DATASET RECORDS.
BEGIN

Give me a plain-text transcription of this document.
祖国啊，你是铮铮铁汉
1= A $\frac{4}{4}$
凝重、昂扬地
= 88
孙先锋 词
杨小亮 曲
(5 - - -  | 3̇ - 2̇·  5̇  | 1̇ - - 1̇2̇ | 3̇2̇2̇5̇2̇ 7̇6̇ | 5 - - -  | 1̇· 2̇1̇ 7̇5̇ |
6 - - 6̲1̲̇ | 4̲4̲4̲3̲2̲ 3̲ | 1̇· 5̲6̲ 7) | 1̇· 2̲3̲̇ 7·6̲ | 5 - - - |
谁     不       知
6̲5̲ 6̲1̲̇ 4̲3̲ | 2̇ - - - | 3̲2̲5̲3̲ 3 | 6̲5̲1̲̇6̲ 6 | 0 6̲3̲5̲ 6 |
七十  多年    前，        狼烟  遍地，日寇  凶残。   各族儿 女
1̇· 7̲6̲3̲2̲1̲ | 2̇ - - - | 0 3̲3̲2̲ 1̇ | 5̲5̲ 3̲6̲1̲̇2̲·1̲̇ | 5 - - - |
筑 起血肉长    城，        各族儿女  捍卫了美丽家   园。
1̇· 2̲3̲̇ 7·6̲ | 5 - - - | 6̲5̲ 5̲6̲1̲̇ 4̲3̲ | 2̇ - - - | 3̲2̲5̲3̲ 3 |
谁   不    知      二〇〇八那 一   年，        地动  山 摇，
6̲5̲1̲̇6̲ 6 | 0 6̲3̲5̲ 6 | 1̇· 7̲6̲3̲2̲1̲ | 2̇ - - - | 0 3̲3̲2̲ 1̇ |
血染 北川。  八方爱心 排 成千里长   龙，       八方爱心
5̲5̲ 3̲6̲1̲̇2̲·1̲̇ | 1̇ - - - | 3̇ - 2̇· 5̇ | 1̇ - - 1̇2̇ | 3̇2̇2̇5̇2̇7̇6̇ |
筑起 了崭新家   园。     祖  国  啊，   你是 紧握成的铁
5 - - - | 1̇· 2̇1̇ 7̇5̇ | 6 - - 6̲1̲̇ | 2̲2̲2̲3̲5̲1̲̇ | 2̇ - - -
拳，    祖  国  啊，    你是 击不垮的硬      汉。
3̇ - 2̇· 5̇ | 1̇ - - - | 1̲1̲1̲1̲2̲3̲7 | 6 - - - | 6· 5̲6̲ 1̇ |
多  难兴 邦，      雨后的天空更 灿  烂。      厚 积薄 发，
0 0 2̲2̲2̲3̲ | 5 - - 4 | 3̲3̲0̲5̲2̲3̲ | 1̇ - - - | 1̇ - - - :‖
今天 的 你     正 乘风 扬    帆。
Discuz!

END

Write out every line from the records above, word for word.

RESPONSE TO THIS EXERCISE.
Give me a plain-text transcription of this document.
祖国啊，你是铮铮铁汉
1= A $\frac{4}{4}$
凝重、昂扬地
= 88
孙先锋 词
杨小亮 曲
(5 - - -  | 3̇ - 2̇·  5̇  | 1̇ - - 1̇2̇ | 3̇2̇2̇5̇2̇ 7̇6̇ | 5 - - -  | 1̇· 2̇1̇ 7̇5̇ |
6 - - 6̲1̲̇ | 4̲4̲4̲3̲2̲ 3̲ | 1̇· 5̲6̲ 7) | 1̇· 2̲3̲̇ 7·6̲ | 5 - - - |
谁     不       知
6̲5̲ 6̲1̲̇ 4̲3̲ | 2̇ - - - | 3̲2̲5̲3̲ 3 | 6̲5̲1̲̇6̲ 6 | 0 6̲3̲5̲ 6 |
七十  多年    前，        狼烟  遍地，日寇  凶残。   各族儿 女
1̇· 7̲6̲3̲2̲1̲ | 2̇ - - - | 0 3̲3̲2̲ 1̇ | 5̲5̲ 3̲6̲1̲̇2̲·1̲̇ | 5 - - - |
筑 起血肉长    城，        各族儿女  捍卫了美丽家   园。
1̇· 2̲3̲̇ 7·6̲ | 5 - - - | 6̲5̲ 5̲6̲1̲̇ 4̲3̲ | 2̇ - - - | 3̲2̲5̲3̲ 3 |
谁   不    知      二〇〇八那 一   年，        地动  山 摇，
6̲5̲1̲̇6̲ 6 | 0 6̲3̲5̲ 6 | 1̇· 7̲6̲3̲2̲1̲ | 2̇ - - - | 0 3̲3̲2̲ 1̇ |
血染 北川。  八方爱心 排 成千里长   龙，       八方爱心
5̲5̲ 3̲6̲1̲̇2̲·1̲̇ | 1̇ - - - | 3̇ - 2̇· 5̇ | 1̇ - - 1̇2̇ | 3̇2̇2̇5̇2̇7̇6̇ |
筑起 了崭新家   园。     祖  国  啊，   你是 紧握成的铁
5 - - - | 1̇· 2̇1̇ 7̇5̇ | 6 - - 6̲1̲̇ | 2̲2̲2̲3̲5̲1̲̇ | 2̇ - - -
拳，    祖  国  啊，    你是 击不垮的硬      汉。
3̇ - 2̇· 5̇ | 1̇ - - - | 1̲1̲1̲1̲2̲3̲7 | 6 - - - | 6· 5̲6̲ 1̇ |
多  难兴 邦，      雨后的天空更 灿  烂。      厚 积薄 发，
0 0 2̲2̲2̲3̲ | 5 - - 4 | 3̲3̲0̲5̲2̲3̲ | 1̇ - - - | 1̇ - - - :‖
今天 的 你     正 乘风 扬    帆。
Discuz!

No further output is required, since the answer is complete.